* Given records *
====

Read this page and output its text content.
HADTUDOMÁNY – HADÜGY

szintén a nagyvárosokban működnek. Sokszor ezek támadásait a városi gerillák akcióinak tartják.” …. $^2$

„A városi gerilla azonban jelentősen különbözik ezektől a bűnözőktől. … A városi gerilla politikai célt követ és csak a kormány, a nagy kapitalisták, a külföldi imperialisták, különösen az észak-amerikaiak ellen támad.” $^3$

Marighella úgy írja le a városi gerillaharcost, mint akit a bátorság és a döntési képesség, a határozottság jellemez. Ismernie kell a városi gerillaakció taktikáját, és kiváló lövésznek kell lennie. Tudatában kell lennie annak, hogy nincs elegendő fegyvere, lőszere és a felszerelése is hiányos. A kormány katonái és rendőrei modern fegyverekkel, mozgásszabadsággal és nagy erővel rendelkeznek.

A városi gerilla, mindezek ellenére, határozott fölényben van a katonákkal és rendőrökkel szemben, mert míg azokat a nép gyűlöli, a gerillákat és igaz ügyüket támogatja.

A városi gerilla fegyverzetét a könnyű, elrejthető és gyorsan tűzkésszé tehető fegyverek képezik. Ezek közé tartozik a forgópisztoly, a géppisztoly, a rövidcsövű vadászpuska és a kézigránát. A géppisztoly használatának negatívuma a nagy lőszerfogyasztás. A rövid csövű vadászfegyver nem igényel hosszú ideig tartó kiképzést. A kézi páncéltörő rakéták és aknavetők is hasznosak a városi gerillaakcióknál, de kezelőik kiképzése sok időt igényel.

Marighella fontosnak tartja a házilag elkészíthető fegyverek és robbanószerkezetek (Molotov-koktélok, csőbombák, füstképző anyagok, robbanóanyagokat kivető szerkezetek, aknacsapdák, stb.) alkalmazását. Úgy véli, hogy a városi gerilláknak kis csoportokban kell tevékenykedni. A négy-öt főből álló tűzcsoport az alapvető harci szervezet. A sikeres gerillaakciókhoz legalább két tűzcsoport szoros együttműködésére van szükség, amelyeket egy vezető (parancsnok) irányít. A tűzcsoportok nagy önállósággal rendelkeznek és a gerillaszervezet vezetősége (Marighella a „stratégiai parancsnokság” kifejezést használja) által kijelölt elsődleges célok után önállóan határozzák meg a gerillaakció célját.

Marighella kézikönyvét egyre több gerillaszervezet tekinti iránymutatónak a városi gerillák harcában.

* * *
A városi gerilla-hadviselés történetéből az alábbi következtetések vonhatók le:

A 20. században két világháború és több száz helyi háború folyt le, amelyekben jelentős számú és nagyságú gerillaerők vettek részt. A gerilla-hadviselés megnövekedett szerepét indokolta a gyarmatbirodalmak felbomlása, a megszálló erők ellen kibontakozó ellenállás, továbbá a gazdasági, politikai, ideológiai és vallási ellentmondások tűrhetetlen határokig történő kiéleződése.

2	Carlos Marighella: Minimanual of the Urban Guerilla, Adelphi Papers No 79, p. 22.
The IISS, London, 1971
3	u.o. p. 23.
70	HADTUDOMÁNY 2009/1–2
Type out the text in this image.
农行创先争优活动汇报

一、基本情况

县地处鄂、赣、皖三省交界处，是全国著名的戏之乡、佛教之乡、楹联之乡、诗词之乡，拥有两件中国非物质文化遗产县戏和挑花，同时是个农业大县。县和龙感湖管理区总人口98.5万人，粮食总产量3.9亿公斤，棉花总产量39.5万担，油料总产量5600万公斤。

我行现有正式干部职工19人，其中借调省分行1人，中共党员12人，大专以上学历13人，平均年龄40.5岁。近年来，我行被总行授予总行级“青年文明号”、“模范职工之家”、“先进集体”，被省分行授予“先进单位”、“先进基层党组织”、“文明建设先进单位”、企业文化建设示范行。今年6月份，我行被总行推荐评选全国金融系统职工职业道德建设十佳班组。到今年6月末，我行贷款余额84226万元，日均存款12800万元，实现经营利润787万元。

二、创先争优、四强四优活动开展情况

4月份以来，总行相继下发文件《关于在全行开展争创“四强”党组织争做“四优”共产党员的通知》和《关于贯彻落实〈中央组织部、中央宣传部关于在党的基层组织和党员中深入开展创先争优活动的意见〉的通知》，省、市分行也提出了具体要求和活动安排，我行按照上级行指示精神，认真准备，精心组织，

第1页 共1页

====

* What you need to do *
Where a line above includes "HADTUDOMÁNY", copy that line.

* Full answer *
HADTUDOMÁNY – HADÜGY
70	HADTUDOMÁNY 2009/1–2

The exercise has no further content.